■ Written exercise ■
Copy all of the material word for word, except for the pictures.

■ Exercise material ■
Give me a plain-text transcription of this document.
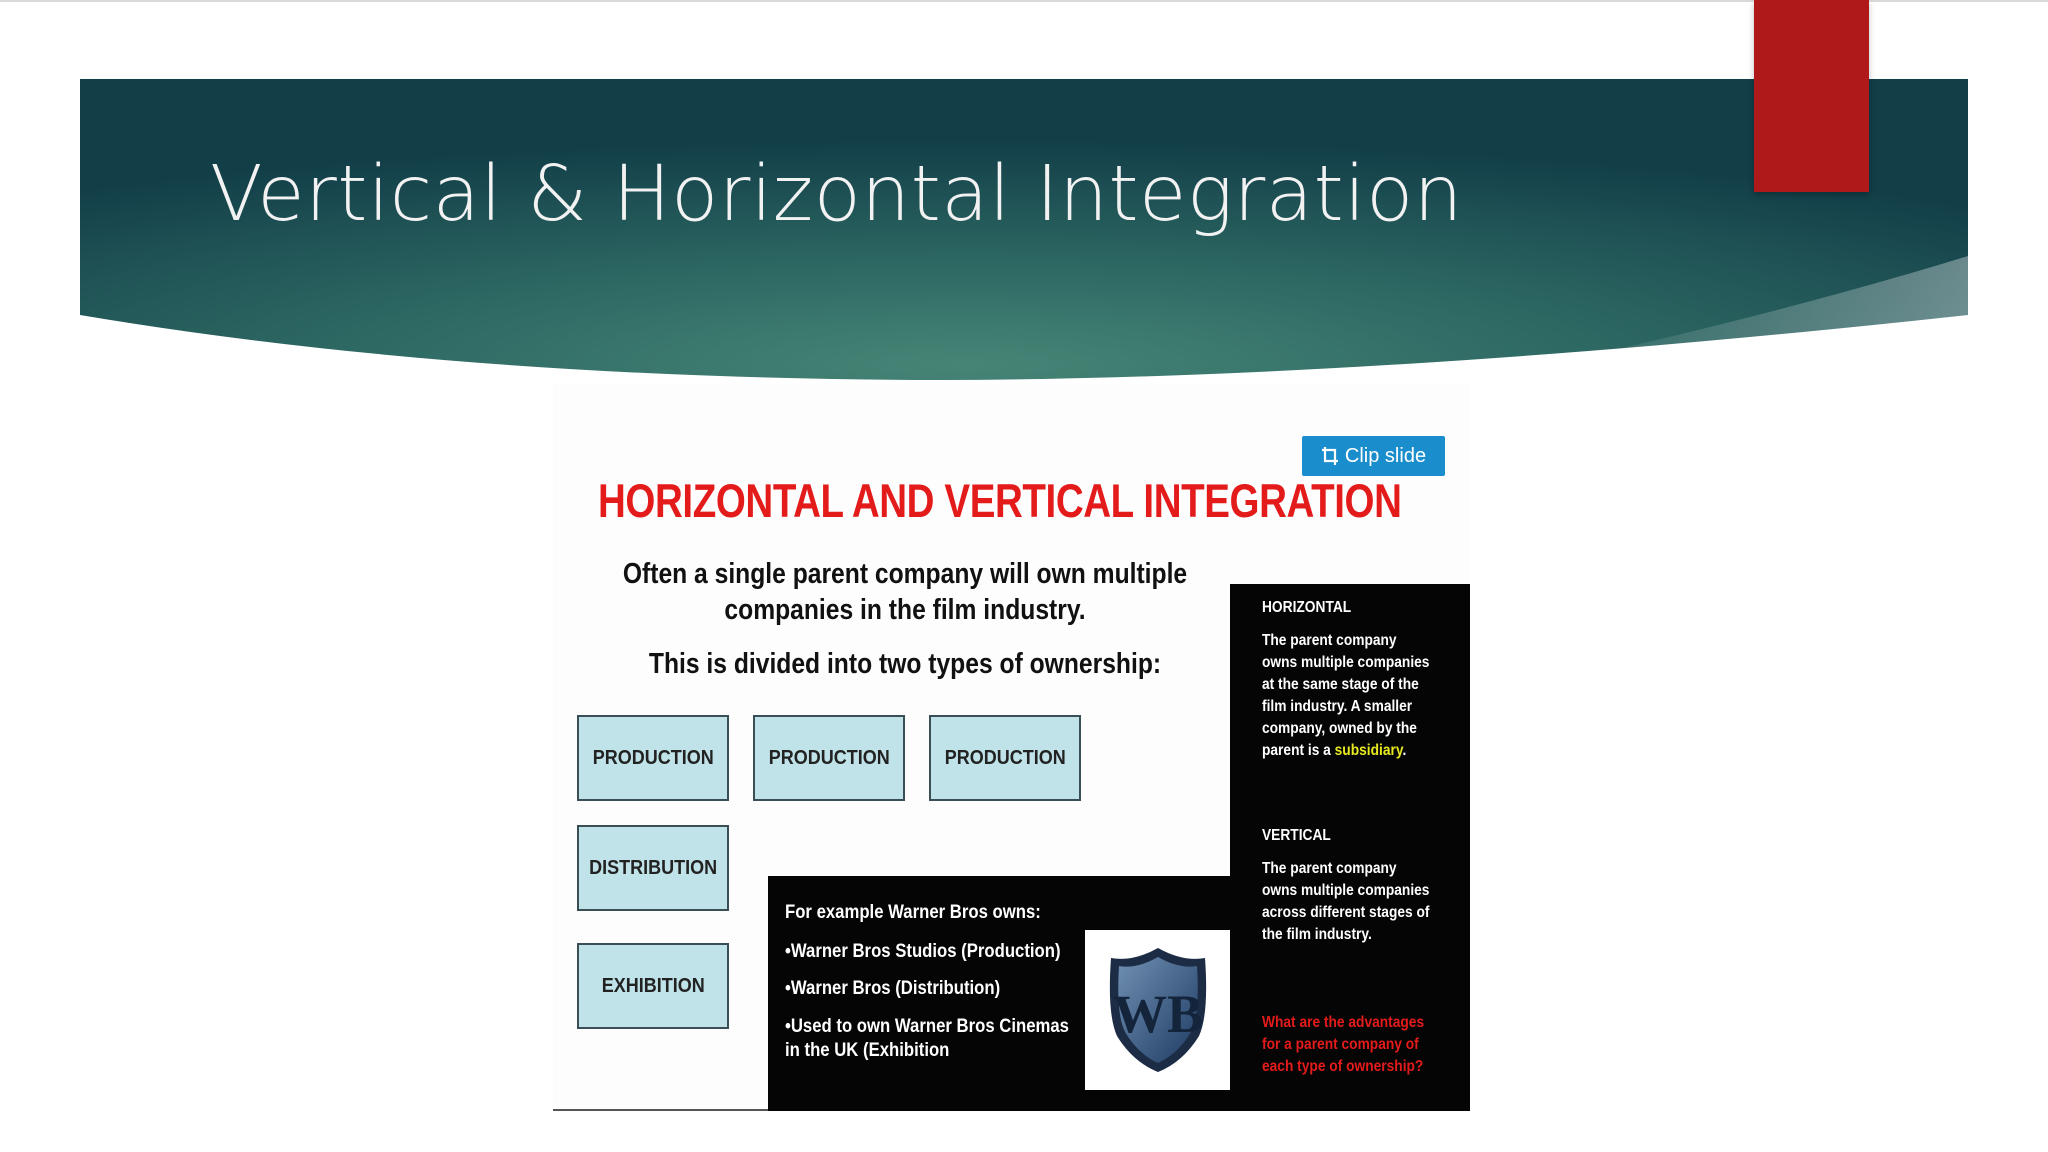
Vertical & Horizontal Integration
Clip slide
HORIZONTAL AND VERTICAL INTEGRATION
Often a single parent company will own multiple
companies in the film industry.
This is divided into two types of ownership:
PRODUCTION	PRODUCTION	PRODUCTION
DISTRIBUTION
EXHIBITION
HORIZONTAL
The parent company owns multiple companies at the same stage of the film industry. A smaller company, owned by the parent is a subsidiary.
VERTICAL
The parent company owns multiple companies across different stages of the film industry.
What are the advantages for a parent company of each type of ownership?
For example Warner Bros owns:
•Warner Bros Studios (Production)
•Warner Bros (Distribution)
•Used to own Warner Bros Cinemas
in the UK (Exhibition
WB
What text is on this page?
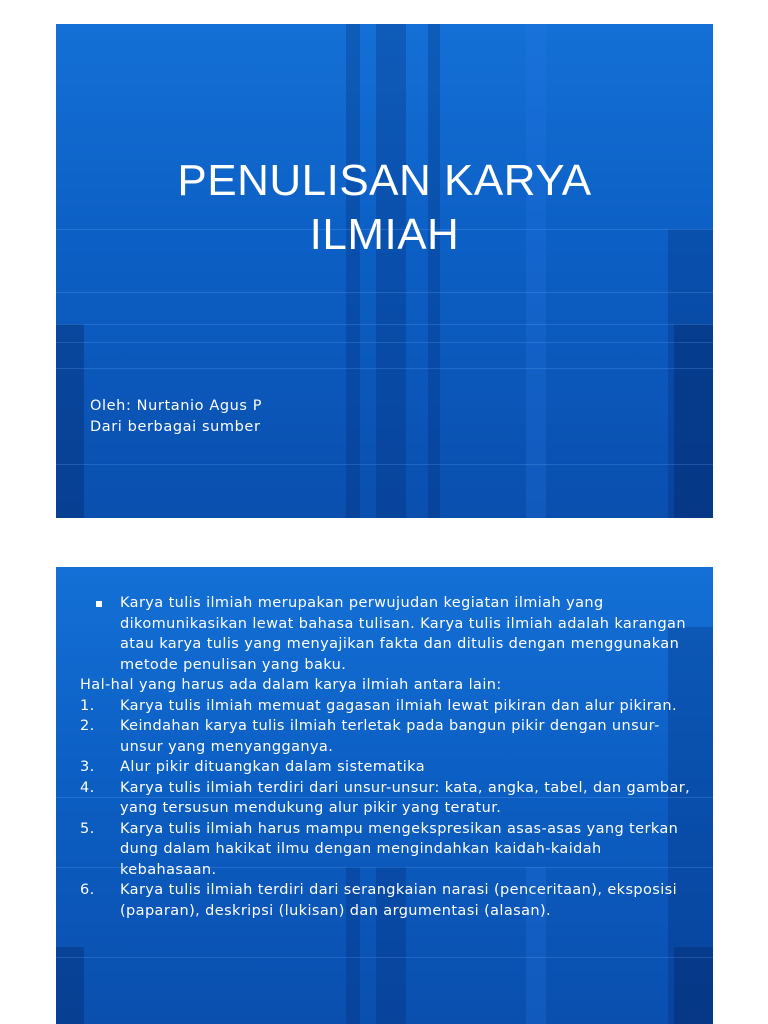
PENULISAN KARYA
ILMIAH
Oleh: Nurtanio Agus P
Dari berbagai sumber
Karya tulis ilmiah merupakan perwujudan kegiatan ilmiah yang dikomunikasikan lewat bahasa tulisan. Karya tulis ilmiah adalah karangan atau karya tulis yang menyajikan fakta dan ditulis dengan menggunakan metode penulisan yang baku.
Hal-hal yang harus ada dalam karya ilmiah antara lain:
1.	Karya tulis ilmiah memuat gagasan ilmiah lewat pikiran dan alur pikiran.
2.	Keindahan karya tulis ilmiah terletak pada bangun pikir dengan unsur-unsur yang menyangganya.
3.	Alur pikir dituangkan dalam sistematika
4.	Karya tulis ilmiah terdiri dari unsur-unsur: kata, angka, tabel, dan gambar, yang tersusun mendukung alur pikir yang teratur.
5.	Karya tulis ilmiah harus mampu mengekspresikan asas-asas yang terkan dung dalam hakikat ilmu dengan mengindahkan kaidah-kaidah kebahasaan.
6.	Karya tulis ilmiah terdiri dari serangkaian narasi (penceritaan), eksposisi (paparan), deskripsi (lukisan) dan argumentasi (alasan).
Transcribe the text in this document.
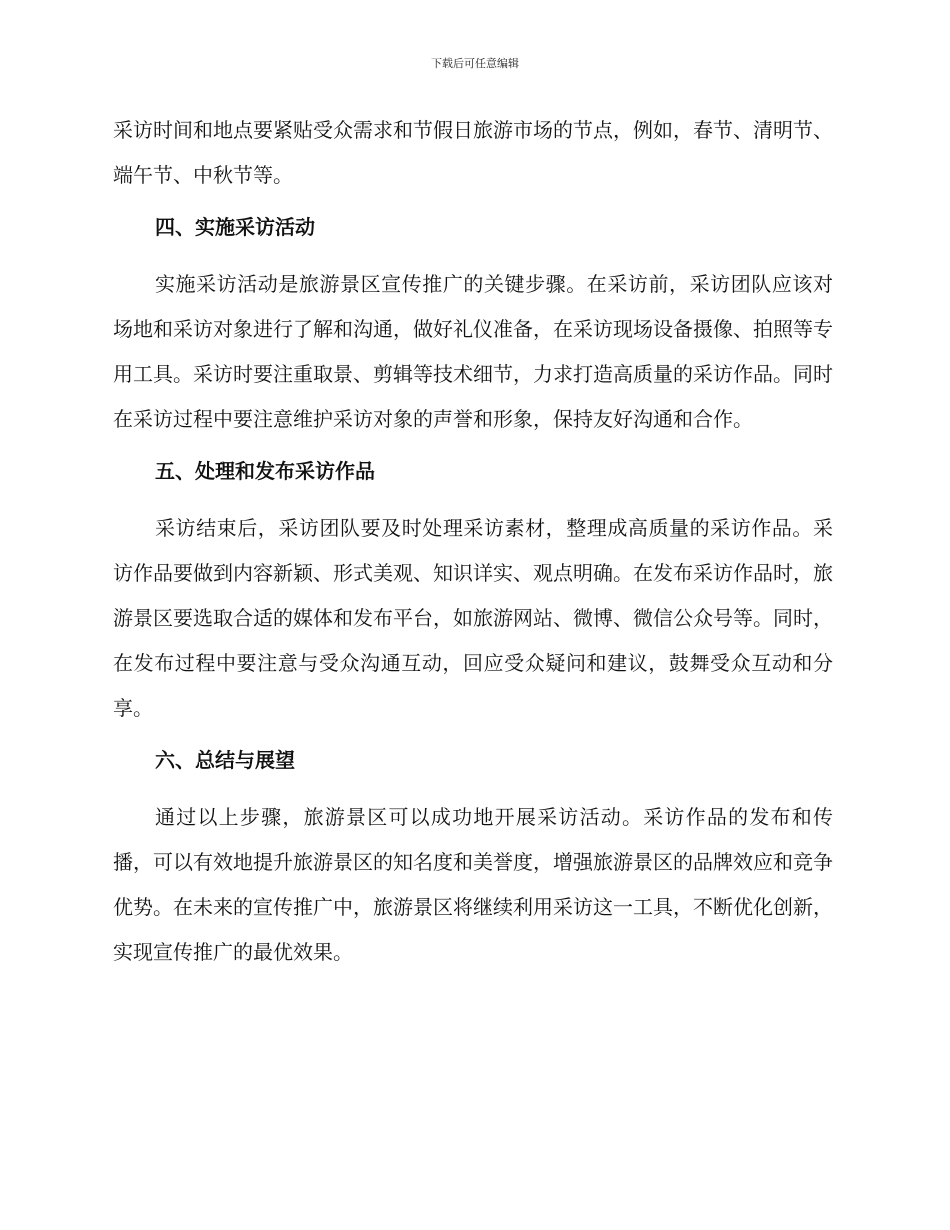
下载后可任意编辑

采访时间和地点要紧贴受众需求和节假日旅游市场的节点，例如，春节、清明节、端午节、中秋节等。

四、实施采访活动

实施采访活动是旅游景区宣传推广的关键步骤。在采访前，采访团队应该对场地和采访对象进行了解和沟通，做好礼仪准备，在采访现场设备摄像、拍照等专用工具。采访时要注重取景、剪辑等技术细节，力求打造高质量的采访作品。同时在采访过程中要注意维护采访对象的声誉和形象，保持友好沟通和合作。

五、处理和发布采访作品

采访结束后，采访团队要及时处理采访素材，整理成高质量的采访作品。采访作品要做到内容新颖、形式美观、知识详实、观点明确。在发布采访作品时，旅游景区要选取合适的媒体和发布平台，如旅游网站、微博、微信公众号等。同时，在发布过程中要注意与受众沟通互动，回应受众疑问和建议，鼓舞受众互动和分享。

六、总结与展望

通过以上步骤，旅游景区可以成功地开展采访活动。采访作品的发布和传播，可以有效地提升旅游景区的知名度和美誉度，增强旅游景区的品牌效应和竞争优势。在未来的宣传推广中，旅游景区将继续利用采访这一工具，不断优化创新，实现宣传推广的最优效果。
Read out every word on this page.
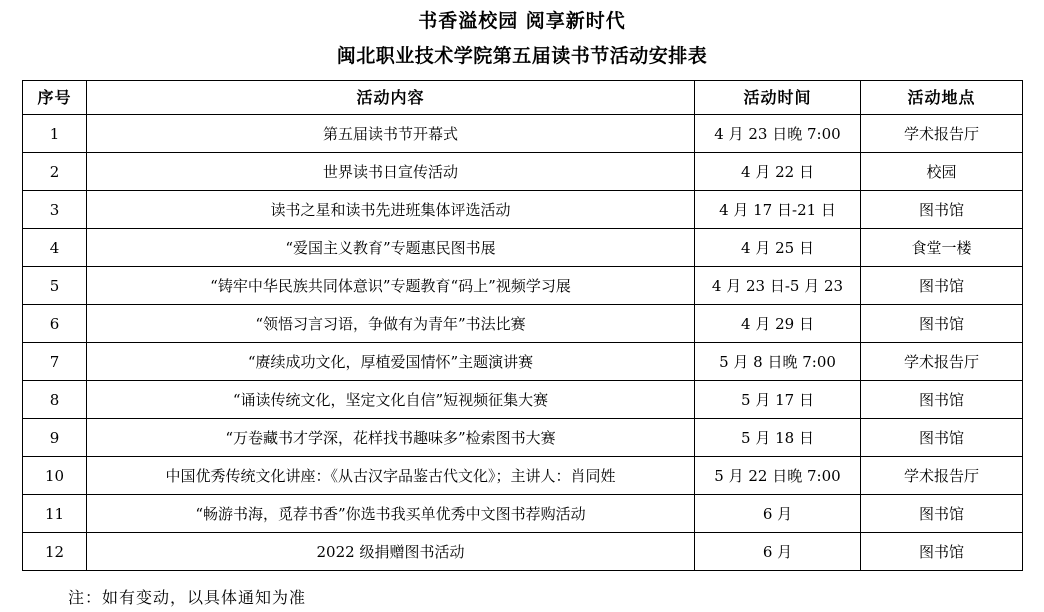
书香溢校园 阅享新时代
闽北职业技术学院第五届读书节活动安排表
序号	活动内容	活动时间	活动地点
1	第五届读书节开幕式	4 月 23 日晚 7:00	学术报告厅
2	世界读书日宣传活动	4 月 22 日	校园
3	读书之星和读书先进班集体评选活动	4 月 17 日-21 日	图书馆
4	“爱国主义教育”专题惠民图书展	4 月 25 日	食堂一楼
5	“铸牢中华民族共同体意识”专题教育“码上”视频学习展	4 月 23 日-5 月 23	图书馆
6	“领悟习言习语，争做有为青年”书法比赛	4 月 29 日	图书馆
7	“赓续成功文化，厚植爱国情怀”主题演讲赛	5 月 8 日晚 7:00	学术报告厅
8	“诵读传统文化，坚定文化自信”短视频征集大赛	5 月 17 日	图书馆
9	“万卷藏书才学深，花样找书趣味多”检索图书大赛	5 月 18 日	图书馆
10	中国优秀传统文化讲座：《从古汉字品鉴古代文化》；主讲人：肖同姓	5 月 22 日晚 7:00	学术报告厅
11	“畅游书海，觅荐书香”你选书我买单优秀中文图书荐购活动	6 月	图书馆
12	2022 级捐赠图书活动	6 月	图书馆
注：如有变动，以具体通知为准
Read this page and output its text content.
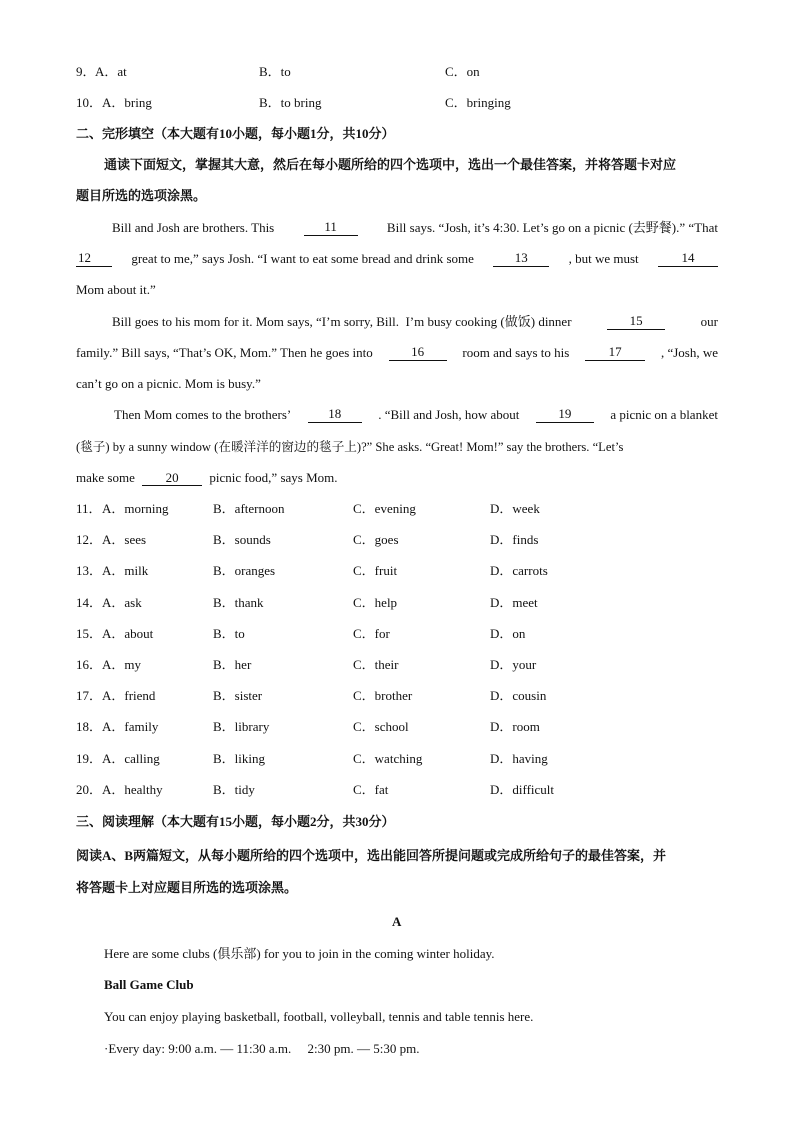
9． A．at	B．to	C．on
10． A．bring	B．to bring	C．bringing
二、完形填空（本大题有10小题，每小题1分，共10分）
通读下面短文，掌握其大意，然后在每小题所给的四个选项中，选出一个最佳答案，并将答题卡对应
题目所选的选项涂黑。
Bill and Josh are brothers. This	11	Bill says. “Josh, it’s 4:30. Let’s go on a picnic (去野餐).” “That
12	great to me,” says Josh. “I want to eat some bread and drink some	13	, but we must	14
Mom about it.”
Bill goes to his mom for it. Mom says, “I’m sorry, Bill.  I’m busy cooking (做饭) dinner	15	our
family.” Bill says, “That’s OK, Mom.” Then he goes into	16	room and says to his	17	, “Josh, we
can’t go on a picnic. Mom is busy.”
Then Mom comes to the brothers’	18	. “Bill and Josh, how about	19	a picnic on a blanket
(毯子) by a sunny window (在暖洋洋的窗边的毯子上)?” She asks. “Great! Mom!” say the brothers. “Let’s
make some 20 picnic food,” says Mom.
11． A．morning	B．afternoon	C．evening	D．week
12． A．sees	B．sounds	C．goes	D．finds
13． A．milk	B．oranges	C．fruit	D．carrots
14． A．ask	B．thank	C．help	D．meet
15． A．about	B．to	C．for	D．on
16． A．my	B．her	C．their	D．your
17． A．friend	B．sister	C．brother	D．cousin
18． A．family	B．library	C．school	D．room
19． A．calling	B．liking	C．watching	D．having
20． A．healthy	B．tidy	C．fat	D．difficult
三、阅读理解（本大题有15小题，每小题2分，共30分）
阅读A、B两篇短文，从每小题所给的四个选项中，选出能回答所提问题或完成所给句子的最佳答案，并
将答题卡上对应题目所选的选项涂黑。
A
Here are some clubs (俱乐部) for you to join in the coming winter holiday.
Ball Game Club
You can enjoy playing basketball, football, volleyball, tennis and table tennis here.
·Every day: 9:00 a.m. — 11:30 a.m.     2:30 pm. — 5:30 pm.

■ Response for this exercise ■
Give me a plain-text transcription of this document.
Vertical & Horizontal Integration
Clip slide
HORIZONTAL AND VERTICAL INTEGRATION
Often a single parent company will own multiple
companies in the film industry.
This is divided into two types of ownership:
PRODUCTION	PRODUCTION	PRODUCTION
DISTRIBUTION
EXHIBITION
HORIZONTAL
The parent company owns multiple companies at the same stage of the film industry. A smaller company, owned by the parent is a subsidiary.
VERTICAL
The parent company owns multiple companies across different stages of the film industry.
What are the advantages for a parent company of each type of ownership?
For example Warner Bros owns:
•Warner Bros Studios (Production)
•Warner Bros (Distribution)
•Used to own Warner Bros Cinemas
in the UK (Exhibition
WB
What text is on this page?
PENULISAN KARYA
ILMIAH
Oleh: Nurtanio Agus P
Dari berbagai sumber
Karya tulis ilmiah merupakan perwujudan kegiatan ilmiah yang dikomunikasikan lewat bahasa tulisan. Karya tulis ilmiah adalah karangan atau karya tulis yang menyajikan fakta dan ditulis dengan menggunakan metode penulisan yang baku.
Hal-hal yang harus ada dalam karya ilmiah antara lain:
1.	Karya tulis ilmiah memuat gagasan ilmiah lewat pikiran dan alur pikiran.
2.	Keindahan karya tulis ilmiah terletak pada bangun pikir dengan unsur-unsur yang menyangganya.
3.	Alur pikir dituangkan dalam sistematika
4.	Karya tulis ilmiah terdiri dari unsur-unsur: kata, angka, tabel, dan gambar, yang tersusun mendukung alur pikir yang teratur.
5.	Karya tulis ilmiah harus mampu mengekspresikan asas-asas yang terkan dung dalam hakikat ilmu dengan mengindahkan kaidah-kaidah kebahasaan.
6.	Karya tulis ilmiah terdiri dari serangkaian narasi (penceritaan), eksposisi (paparan), deskripsi (lukisan) dan argumentasi (alasan).
Transcribe the text in this document.
下载后可任意编辑

采访时间和地点要紧贴受众需求和节假日旅游市场的节点，例如，春节、清明节、端午节、中秋节等。

四、实施采访活动

实施采访活动是旅游景区宣传推广的关键步骤。在采访前，采访团队应该对场地和采访对象进行了解和沟通，做好礼仪准备，在采访现场设备摄像、拍照等专用工具。采访时要注重取景、剪辑等技术细节，力求打造高质量的采访作品。同时在采访过程中要注意维护采访对象的声誉和形象，保持友好沟通和合作。

五、处理和发布采访作品

采访结束后，采访团队要及时处理采访素材，整理成高质量的采访作品。采访作品要做到内容新颖、形式美观、知识详实、观点明确。在发布采访作品时，旅游景区要选取合适的媒体和发布平台，如旅游网站、微博、微信公众号等。同时，在发布过程中要注意与受众沟通互动，回应受众疑问和建议，鼓舞受众互动和分享。

六、总结与展望

通过以上步骤，旅游景区可以成功地开展采访活动。采访作品的发布和传播，可以有效地提升旅游景区的知名度和美誉度，增强旅游景区的品牌效应和竞争优势。在未来的宣传推广中，旅游景区将继续利用采访这一工具，不断优化创新，实现宣传推广的最优效果。
Read out every word on this page.
书香溢校园 阅享新时代
闽北职业技术学院第五届读书节活动安排表
序号	活动内容	活动时间	活动地点
1	第五届读书节开幕式	4 月 23 日晚 7:00	学术报告厅
2	世界读书日宣传活动	4 月 22 日	校园
3	读书之星和读书先进班集体评选活动	4 月 17 日-21 日	图书馆
4	“爱国主义教育”专题惠民图书展	4 月 25 日	食堂一楼
5	“铸牢中华民族共同体意识”专题教育“码上”视频学习展	4 月 23 日-5 月 23	图书馆
6	“领悟习言习语，争做有为青年”书法比赛	4 月 29 日	图书馆
7	“赓续成功文化，厚植爱国情怀”主题演讲赛	5 月 8 日晚 7:00	学术报告厅
8	“诵读传统文化，坚定文化自信”短视频征集大赛	5 月 17 日	图书馆
9	“万卷藏书才学深，花样找书趣味多”检索图书大赛	5 月 18 日	图书馆
10	中国优秀传统文化讲座：《从古汉字品鉴古代文化》；主讲人：肖同姓	5 月 22 日晚 7:00	学术报告厅
11	“畅游书海，觅荐书香”你选书我买单优秀中文图书荐购活动	6 月	图书馆
12	2022 级捐赠图书活动	6 月	图书馆
注：如有变动，以具体通知为准
Read this page and output its text content.
9． A．at	B．to	C．on
10． A．bring	B．to bring	C．bringing
二、完形填空（本大题有10小题，每小题1分，共10分）
通读下面短文，掌握其大意，然后在每小题所给的四个选项中，选出一个最佳答案，并将答题卡对应
题目所选的选项涂黑。
Bill and Josh are brothers. This	11	Bill says. “Josh, it’s 4:30. Let’s go on a picnic (去野餐).” “That
12	great to me,” says Josh. “I want to eat some bread and drink some	13	, but we must	14
Mom about it.”
Bill goes to his mom for it. Mom says, “I’m sorry, Bill.  I’m busy cooking (做饭) dinner	15	our
family.” Bill says, “That’s OK, Mom.” Then he goes into	16	room and says to his	17	, “Josh, we
can’t go on a picnic. Mom is busy.”
Then Mom comes to the brothers’	18	. “Bill and Josh, how about	19	a picnic on a blanket
(毯子) by a sunny window (在暖洋洋的窗边的毯子上)?” She asks. “Great! Mom!” say the brothers. “Let’s
make some 20 picnic food,” says Mom.
11． A．morning	B．afternoon	C．evening	D．week
12． A．sees	B．sounds	C．goes	D．finds
13． A．milk	B．oranges	C．fruit	D．carrots
14． A．ask	B．thank	C．help	D．meet
15． A．about	B．to	C．for	D．on
16． A．my	B．her	C．their	D．your
17． A．friend	B．sister	C．brother	D．cousin
18． A．family	B．library	C．school	D．room
19． A．calling	B．liking	C．watching	D．having
20． A．healthy	B．tidy	C．fat	D．difficult
三、阅读理解（本大题有15小题，每小题2分，共30分）
阅读A、B两篇短文，从每小题所给的四个选项中，选出能回答所提问题或完成所给句子的最佳答案，并
将答题卡上对应题目所选的选项涂黑。
A
Here are some clubs (俱乐部) for you to join in the coming winter holiday.
Ball Game Club
You can enjoy playing basketball, football, volleyball, tennis and table tennis here.
·Every day: 9:00 a.m. — 11:30 a.m.     2:30 pm. — 5:30 pm.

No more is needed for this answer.